Selected excerpt:
=-=-=
Credit: David Ascher, Mark Hammond

14.11.1 Problem

You're trying to track down memory usage of specific classes in a large system, and Recipe 14.10 either gives too much data to be useful or fails to recognize cycles.

14.11.2 Solution

You can design the constructors of suspect classes to keep a list of weak references to the instances in a global cache:

tracked_classes = {}
import weakref
def logInstanceCreation(instance):
    name = instance._ _class_ _._ _name_ _
    if not tracked_classes.has_key(name):
        tracked_classes[name] = []
    tracked_classes[name].append(weakref.ref(instance))

def reportLoggedInstances(classes): # "*" means all known instances
    if classes == '*':
        classes = tracked_classes.keys(  )
    else:
        classes = classes.split(  )
    classes.sort(  )
    for classname in classes:
        for ref in tracked_classes[classname]:
            ob = ref(  )
            if ob is not None:
                print ref(  )

To use this code, add a call to logInstanceCreation(self) to the _ _init_ _ calls of the classes whose instances you want to track. When you want to find out which instances are currently alive, call reportLoggedInstances( ) with the name of the classes in question (e.g., MyClass._ _name_ _).
=-=-=
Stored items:
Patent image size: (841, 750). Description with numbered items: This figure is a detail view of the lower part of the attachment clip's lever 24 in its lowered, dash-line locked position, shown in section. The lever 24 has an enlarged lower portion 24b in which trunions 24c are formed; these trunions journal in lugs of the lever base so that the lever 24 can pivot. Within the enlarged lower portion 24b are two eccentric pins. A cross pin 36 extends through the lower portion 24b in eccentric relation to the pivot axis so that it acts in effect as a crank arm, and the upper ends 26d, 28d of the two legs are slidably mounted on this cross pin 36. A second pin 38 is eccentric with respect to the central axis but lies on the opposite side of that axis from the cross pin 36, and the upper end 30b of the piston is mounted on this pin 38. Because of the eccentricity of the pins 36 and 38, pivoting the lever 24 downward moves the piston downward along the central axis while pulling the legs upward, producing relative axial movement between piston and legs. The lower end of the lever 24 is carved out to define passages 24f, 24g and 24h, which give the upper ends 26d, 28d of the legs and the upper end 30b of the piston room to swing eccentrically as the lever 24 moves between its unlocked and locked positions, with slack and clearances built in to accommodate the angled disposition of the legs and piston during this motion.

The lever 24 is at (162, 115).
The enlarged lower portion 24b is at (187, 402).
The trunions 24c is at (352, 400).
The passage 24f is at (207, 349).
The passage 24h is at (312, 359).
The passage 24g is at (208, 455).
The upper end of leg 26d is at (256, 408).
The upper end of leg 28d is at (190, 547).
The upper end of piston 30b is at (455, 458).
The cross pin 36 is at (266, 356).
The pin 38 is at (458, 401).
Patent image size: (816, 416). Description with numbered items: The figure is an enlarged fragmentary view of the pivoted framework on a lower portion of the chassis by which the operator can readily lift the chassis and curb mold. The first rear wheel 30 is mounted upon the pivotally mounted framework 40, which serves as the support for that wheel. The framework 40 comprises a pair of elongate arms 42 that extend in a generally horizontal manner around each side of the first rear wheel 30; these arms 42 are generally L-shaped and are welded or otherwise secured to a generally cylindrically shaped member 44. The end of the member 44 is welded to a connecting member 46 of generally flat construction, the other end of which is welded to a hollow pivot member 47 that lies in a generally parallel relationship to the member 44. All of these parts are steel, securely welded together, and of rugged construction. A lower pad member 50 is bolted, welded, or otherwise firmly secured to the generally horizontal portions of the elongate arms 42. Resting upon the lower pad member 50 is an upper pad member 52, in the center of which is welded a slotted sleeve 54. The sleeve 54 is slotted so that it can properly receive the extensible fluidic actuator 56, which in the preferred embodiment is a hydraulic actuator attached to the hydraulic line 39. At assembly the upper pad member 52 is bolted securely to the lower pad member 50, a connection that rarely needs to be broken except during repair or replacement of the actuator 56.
=-=-=
Exercise instructions:
#1 In the recipe on tracking class instances, list every method the code calls on a dictionary, list, or string.
#2 Based on the recipe on tracking class instances, answer yes or no for each statement and quote the words of the recipe that decide it. (a) The suggested constructors store strong references to the instances. (b) Passing "*" to reportLoggedInstances covers every known instance. (c) Recipe 14.10 always recognizes cycles.
#3 Extend the recipe on tracking class instances, starting after its final sentence.

Answers below:
#1 has_key, append, keys, split, sort

#2
(a) No: "keep a list of weak references to the instances in a global cache"
(b) Yes: "# "*" means all known instances"
(c) No: "or fails to recognize cycles"

#3
14.11.3 Discussion

Tracking memory problems is a key skill for developers of large systems. The above code was dreamed up to deal with memory allocations in a system that involved three different garbage collectors; Python was only one of them. Due to the references between Python objects and non-Python objects, none of the individual garbage collectors could be expected to detect cycles between objects managed in different memory-management systems. Furthermore, being able to ask a class which of its instances are alive can be useful even in the absence of cycles (e.g., when making sure that the right numbers of instances are created following a particular user action in a GUI program).

The recipe hinges on a global dictionary called tracking_classes, which uses class names as keys, and a list of weak references to instances of that class in correspondence with each key. The logInstanceCreation function updates the dictionary (adding a new empty list if the name of specific class whose instance is being tracked is not a key in the dictionary, then appending the new weak reference in any case). The reportLoggedInstances function accepts a string argument that is either '*', meaning all classes, or all the names of the pertinent classes separated by whitespace. The function checks the dictionary entry for each of these class names, examining the list and printing out those instances of the class that still exist. It checks whether an instance still exists by calling the weak reference that was put in the list to it. When called, a weak reference returns None if the object it referred to does not exist; otherwise, it returns a normal (strong) reference to the object in question.

Something you may want to do when using this kind of code is make sure that the possibly expensive debugging calls are wrapped in a if _ _debug_ _: test, as in:

class TrackedClass:
    def _ _init_ _(self):
        if _ _debug_ _: logInstanceCreation(self)
        ...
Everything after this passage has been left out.